● **Task to complete**:
Single out the lines that include the word "text". Copy them.

........

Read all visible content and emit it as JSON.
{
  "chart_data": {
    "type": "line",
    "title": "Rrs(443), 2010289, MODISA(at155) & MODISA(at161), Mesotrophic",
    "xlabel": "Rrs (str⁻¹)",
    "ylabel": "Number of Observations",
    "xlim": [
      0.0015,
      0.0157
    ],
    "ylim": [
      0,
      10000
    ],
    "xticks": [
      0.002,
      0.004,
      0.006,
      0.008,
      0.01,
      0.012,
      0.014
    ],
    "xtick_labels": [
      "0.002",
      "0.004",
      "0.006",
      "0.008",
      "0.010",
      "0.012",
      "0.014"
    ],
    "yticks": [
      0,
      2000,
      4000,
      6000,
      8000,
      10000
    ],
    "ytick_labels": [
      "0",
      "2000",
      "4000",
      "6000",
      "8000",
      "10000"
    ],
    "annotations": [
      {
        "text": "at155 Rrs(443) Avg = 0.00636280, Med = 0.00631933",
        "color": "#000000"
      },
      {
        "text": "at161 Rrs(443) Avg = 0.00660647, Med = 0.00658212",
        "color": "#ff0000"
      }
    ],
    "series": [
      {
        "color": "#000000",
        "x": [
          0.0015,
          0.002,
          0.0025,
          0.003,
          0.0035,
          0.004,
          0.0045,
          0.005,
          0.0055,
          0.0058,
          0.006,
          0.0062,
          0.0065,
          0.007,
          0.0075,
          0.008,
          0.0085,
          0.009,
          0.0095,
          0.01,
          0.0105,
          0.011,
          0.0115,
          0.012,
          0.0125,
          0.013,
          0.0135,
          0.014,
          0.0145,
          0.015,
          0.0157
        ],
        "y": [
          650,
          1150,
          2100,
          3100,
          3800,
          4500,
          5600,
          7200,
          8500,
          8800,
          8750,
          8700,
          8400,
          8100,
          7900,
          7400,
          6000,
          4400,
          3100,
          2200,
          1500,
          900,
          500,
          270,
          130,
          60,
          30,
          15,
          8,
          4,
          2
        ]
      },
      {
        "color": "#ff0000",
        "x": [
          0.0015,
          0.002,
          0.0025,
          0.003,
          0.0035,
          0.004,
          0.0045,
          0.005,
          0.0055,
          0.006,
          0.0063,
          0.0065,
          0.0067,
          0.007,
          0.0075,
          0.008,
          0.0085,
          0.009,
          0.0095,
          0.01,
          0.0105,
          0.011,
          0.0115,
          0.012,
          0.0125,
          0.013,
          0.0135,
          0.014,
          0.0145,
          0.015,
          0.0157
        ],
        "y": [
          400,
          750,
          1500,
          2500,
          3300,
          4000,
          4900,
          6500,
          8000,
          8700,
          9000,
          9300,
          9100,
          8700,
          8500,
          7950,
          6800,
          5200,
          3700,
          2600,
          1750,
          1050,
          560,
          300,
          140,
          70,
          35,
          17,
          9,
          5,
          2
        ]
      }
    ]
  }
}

........

● **Exercise response**:
        "text": "at155 Rrs(443) Avg = 0.00636280, Med = 0.00631933",
        "text": "at161 Rrs(443) Avg = 0.00660647, Med = 0.00658212",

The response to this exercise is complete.